▶ _Data for the task_:

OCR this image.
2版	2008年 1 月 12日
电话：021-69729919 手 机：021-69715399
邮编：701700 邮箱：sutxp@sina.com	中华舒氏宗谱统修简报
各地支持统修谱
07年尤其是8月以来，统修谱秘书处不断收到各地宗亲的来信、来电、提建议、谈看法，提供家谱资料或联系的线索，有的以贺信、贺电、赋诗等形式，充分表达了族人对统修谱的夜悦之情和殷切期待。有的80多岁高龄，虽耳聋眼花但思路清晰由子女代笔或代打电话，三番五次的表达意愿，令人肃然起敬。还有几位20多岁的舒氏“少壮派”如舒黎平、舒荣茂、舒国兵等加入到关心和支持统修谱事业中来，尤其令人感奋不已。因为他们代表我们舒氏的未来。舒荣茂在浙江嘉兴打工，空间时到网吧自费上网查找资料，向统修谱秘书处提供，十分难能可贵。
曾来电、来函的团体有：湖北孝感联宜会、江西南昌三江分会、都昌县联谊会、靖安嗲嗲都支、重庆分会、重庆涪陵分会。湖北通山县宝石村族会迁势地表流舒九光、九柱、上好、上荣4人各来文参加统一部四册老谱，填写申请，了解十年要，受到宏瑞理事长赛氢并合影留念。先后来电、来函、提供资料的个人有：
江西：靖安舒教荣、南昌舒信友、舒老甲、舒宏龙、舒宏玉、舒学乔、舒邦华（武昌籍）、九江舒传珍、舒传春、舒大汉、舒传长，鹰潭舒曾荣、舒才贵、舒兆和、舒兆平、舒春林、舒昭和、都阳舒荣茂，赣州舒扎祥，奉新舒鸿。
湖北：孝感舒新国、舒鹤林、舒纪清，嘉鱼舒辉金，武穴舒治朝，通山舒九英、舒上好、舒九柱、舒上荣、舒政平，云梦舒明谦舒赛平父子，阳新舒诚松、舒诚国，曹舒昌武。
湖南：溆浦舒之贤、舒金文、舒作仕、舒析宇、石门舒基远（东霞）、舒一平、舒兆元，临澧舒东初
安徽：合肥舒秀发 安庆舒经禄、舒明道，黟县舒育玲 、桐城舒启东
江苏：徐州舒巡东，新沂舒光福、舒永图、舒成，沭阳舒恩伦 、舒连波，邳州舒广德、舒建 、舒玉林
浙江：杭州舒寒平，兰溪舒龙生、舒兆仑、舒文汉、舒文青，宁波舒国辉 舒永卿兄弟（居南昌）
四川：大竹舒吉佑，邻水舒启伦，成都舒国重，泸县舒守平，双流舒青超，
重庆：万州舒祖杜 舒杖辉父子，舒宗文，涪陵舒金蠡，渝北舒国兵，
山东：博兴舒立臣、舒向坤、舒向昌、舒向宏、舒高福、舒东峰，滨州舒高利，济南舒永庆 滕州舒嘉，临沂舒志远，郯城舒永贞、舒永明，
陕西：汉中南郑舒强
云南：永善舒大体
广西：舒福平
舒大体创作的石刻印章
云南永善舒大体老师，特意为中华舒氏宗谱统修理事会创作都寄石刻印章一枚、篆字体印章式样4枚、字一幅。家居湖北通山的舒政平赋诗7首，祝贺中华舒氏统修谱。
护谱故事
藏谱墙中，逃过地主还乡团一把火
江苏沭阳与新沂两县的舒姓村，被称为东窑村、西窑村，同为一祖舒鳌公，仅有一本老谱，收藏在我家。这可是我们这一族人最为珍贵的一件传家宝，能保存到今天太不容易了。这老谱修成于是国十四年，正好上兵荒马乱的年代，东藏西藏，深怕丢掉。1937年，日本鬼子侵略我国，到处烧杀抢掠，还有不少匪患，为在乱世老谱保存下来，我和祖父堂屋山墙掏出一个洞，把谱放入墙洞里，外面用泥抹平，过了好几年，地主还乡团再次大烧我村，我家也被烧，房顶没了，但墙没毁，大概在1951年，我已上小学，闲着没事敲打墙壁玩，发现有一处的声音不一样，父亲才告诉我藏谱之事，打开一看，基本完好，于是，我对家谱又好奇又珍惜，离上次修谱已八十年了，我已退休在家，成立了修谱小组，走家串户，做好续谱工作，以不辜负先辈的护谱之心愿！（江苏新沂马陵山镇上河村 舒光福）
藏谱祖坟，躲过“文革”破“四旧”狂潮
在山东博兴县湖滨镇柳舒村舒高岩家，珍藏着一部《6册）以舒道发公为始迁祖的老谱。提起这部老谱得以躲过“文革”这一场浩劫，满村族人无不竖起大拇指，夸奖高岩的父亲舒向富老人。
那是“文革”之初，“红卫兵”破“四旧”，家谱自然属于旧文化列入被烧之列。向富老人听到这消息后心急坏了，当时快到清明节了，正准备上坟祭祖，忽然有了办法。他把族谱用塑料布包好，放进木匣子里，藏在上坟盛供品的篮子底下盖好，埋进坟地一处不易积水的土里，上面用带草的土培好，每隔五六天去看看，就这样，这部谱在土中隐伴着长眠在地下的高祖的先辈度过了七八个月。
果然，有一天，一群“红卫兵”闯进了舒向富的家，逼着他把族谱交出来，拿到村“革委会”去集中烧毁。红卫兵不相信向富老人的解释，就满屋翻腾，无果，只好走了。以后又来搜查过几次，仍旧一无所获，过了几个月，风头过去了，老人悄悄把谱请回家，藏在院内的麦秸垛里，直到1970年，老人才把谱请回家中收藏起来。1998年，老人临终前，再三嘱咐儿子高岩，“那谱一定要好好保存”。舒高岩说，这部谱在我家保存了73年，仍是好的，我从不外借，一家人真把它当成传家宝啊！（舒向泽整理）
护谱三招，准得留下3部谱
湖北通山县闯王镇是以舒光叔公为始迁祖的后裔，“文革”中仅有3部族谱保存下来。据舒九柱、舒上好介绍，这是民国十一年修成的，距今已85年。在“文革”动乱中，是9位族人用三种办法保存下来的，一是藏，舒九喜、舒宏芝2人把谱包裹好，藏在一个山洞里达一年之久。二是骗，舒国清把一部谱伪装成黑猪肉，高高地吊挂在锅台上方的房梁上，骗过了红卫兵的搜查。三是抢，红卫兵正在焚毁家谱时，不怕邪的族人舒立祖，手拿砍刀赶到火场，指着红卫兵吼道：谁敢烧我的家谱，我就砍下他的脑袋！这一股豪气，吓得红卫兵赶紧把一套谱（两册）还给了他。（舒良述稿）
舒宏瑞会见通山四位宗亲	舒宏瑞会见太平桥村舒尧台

▶ _What is needed_: Take the entries and copy them out exactly.

▶ _Reply to the exercise_:
OCR this image.
2版	2008年 1 月 12日
电话：021-69729919 手 机：021-69715399
邮编：701700 邮箱：sutxp@sina.com	中华舒氏宗谱统修简报
各地支持统修谱
07年尤其是8月以来，统修谱秘书处不断收到各地宗亲的来信、来电、提建议、谈看法，提供家谱资料或联系的线索，有的以贺信、贺电、赋诗等形式，充分表达了族人对统修谱的夜悦之情和殷切期待。有的80多岁高龄，虽耳聋眼花但思路清晰由子女代笔或代打电话，三番五次的表达意愿，令人肃然起敬。还有几位20多岁的舒氏“少壮派”如舒黎平、舒荣茂、舒国兵等加入到关心和支持统修谱事业中来，尤其令人感奋不已。因为他们代表我们舒氏的未来。舒荣茂在浙江嘉兴打工，空间时到网吧自费上网查找资料，向统修谱秘书处提供，十分难能可贵。
曾来电、来函的团体有：湖北孝感联宜会、江西南昌三江分会、都昌县联谊会、靖安嗲嗲都支、重庆分会、重庆涪陵分会。湖北通山县宝石村族会迁势地表流舒九光、九柱、上好、上荣4人各来文参加统一部四册老谱，填写申请，了解十年要，受到宏瑞理事长赛氢并合影留念。先后来电、来函、提供资料的个人有：
江西：靖安舒教荣、南昌舒信友、舒老甲、舒宏龙、舒宏玉、舒学乔、舒邦华（武昌籍）、九江舒传珍、舒传春、舒大汉、舒传长，鹰潭舒曾荣、舒才贵、舒兆和、舒兆平、舒春林、舒昭和、都阳舒荣茂，赣州舒扎祥，奉新舒鸿。
湖北：孝感舒新国、舒鹤林、舒纪清，嘉鱼舒辉金，武穴舒治朝，通山舒九英、舒上好、舒九柱、舒上荣、舒政平，云梦舒明谦舒赛平父子，阳新舒诚松、舒诚国，曹舒昌武。
湖南：溆浦舒之贤、舒金文、舒作仕、舒析宇、石门舒基远（东霞）、舒一平、舒兆元，临澧舒东初
安徽：合肥舒秀发 安庆舒经禄、舒明道，黟县舒育玲 、桐城舒启东
江苏：徐州舒巡东，新沂舒光福、舒永图、舒成，沭阳舒恩伦 、舒连波，邳州舒广德、舒建 、舒玉林
浙江：杭州舒寒平，兰溪舒龙生、舒兆仑、舒文汉、舒文青，宁波舒国辉 舒永卿兄弟（居南昌）
四川：大竹舒吉佑，邻水舒启伦，成都舒国重，泸县舒守平，双流舒青超，
重庆：万州舒祖杜 舒杖辉父子，舒宗文，涪陵舒金蠡，渝北舒国兵，
山东：博兴舒立臣、舒向坤、舒向昌、舒向宏、舒高福、舒东峰，滨州舒高利，济南舒永庆 滕州舒嘉，临沂舒志远，郯城舒永贞、舒永明，
陕西：汉中南郑舒强
云南：永善舒大体
广西：舒福平
舒大体创作的石刻印章
云南永善舒大体老师，特意为中华舒氏宗谱统修理事会创作都寄石刻印章一枚、篆字体印章式样4枚、字一幅。家居湖北通山的舒政平赋诗7首，祝贺中华舒氏统修谱。
护谱故事
藏谱墙中，逃过地主还乡团一把火
江苏沭阳与新沂两县的舒姓村，被称为东窑村、西窑村，同为一祖舒鳌公，仅有一本老谱，收藏在我家。这可是我们这一族人最为珍贵的一件传家宝，能保存到今天太不容易了。这老谱修成于是国十四年，正好上兵荒马乱的年代，东藏西藏，深怕丢掉。1937年，日本鬼子侵略我国，到处烧杀抢掠，还有不少匪患，为在乱世老谱保存下来，我和祖父堂屋山墙掏出一个洞，把谱放入墙洞里，外面用泥抹平，过了好几年，地主还乡团再次大烧我村，我家也被烧，房顶没了，但墙没毁，大概在1951年，我已上小学，闲着没事敲打墙壁玩，发现有一处的声音不一样，父亲才告诉我藏谱之事，打开一看，基本完好，于是，我对家谱又好奇又珍惜，离上次修谱已八十年了，我已退休在家，成立了修谱小组，走家串户，做好续谱工作，以不辜负先辈的护谱之心愿！（江苏新沂马陵山镇上河村 舒光福）
藏谱祖坟，躲过“文革”破“四旧”狂潮
在山东博兴县湖滨镇柳舒村舒高岩家，珍藏着一部《6册）以舒道发公为始迁祖的老谱。提起这部老谱得以躲过“文革”这一场浩劫，满村族人无不竖起大拇指，夸奖高岩的父亲舒向富老人。
那是“文革”之初，“红卫兵”破“四旧”，家谱自然属于旧文化列入被烧之列。向富老人听到这消息后心急坏了，当时快到清明节了，正准备上坟祭祖，忽然有了办法。他把族谱用塑料布包好，放进木匣子里，藏在上坟盛供品的篮子底下盖好，埋进坟地一处不易积水的土里，上面用带草的土培好，每隔五六天去看看，就这样，这部谱在土中隐伴着长眠在地下的高祖的先辈度过了七八个月。
果然，有一天，一群“红卫兵”闯进了舒向富的家，逼着他把族谱交出来，拿到村“革委会”去集中烧毁。红卫兵不相信向富老人的解释，就满屋翻腾，无果，只好走了。以后又来搜查过几次，仍旧一无所获，过了几个月，风头过去了，老人悄悄把谱请回家，藏在院内的麦秸垛里，直到1970年，老人才把谱请回家中收藏起来。1998年，老人临终前，再三嘱咐儿子高岩，“那谱一定要好好保存”。舒高岩说，这部谱在我家保存了73年，仍是好的，我从不外借，一家人真把它当成传家宝啊！（舒向泽整理）
护谱三招，准得留下3部谱
湖北通山县闯王镇是以舒光叔公为始迁祖的后裔，“文革”中仅有3部族谱保存下来。据舒九柱、舒上好介绍，这是民国十一年修成的，距今已85年。在“文革”动乱中，是9位族人用三种办法保存下来的，一是藏，舒九喜、舒宏芝2人把谱包裹好，藏在一个山洞里达一年之久。二是骗，舒国清把一部谱伪装成黑猪肉，高高地吊挂在锅台上方的房梁上，骗过了红卫兵的搜查。三是抢，红卫兵正在焚毁家谱时，不怕邪的族人舒立祖，手拿砍刀赶到火场，指着红卫兵吼道：谁敢烧我的家谱，我就砍下他的脑袋！这一股豪气，吓得红卫兵赶紧把一套谱（两册）还给了他。（舒良述稿）
舒宏瑞会见通山四位宗亲	舒宏瑞会见太平桥村舒尧台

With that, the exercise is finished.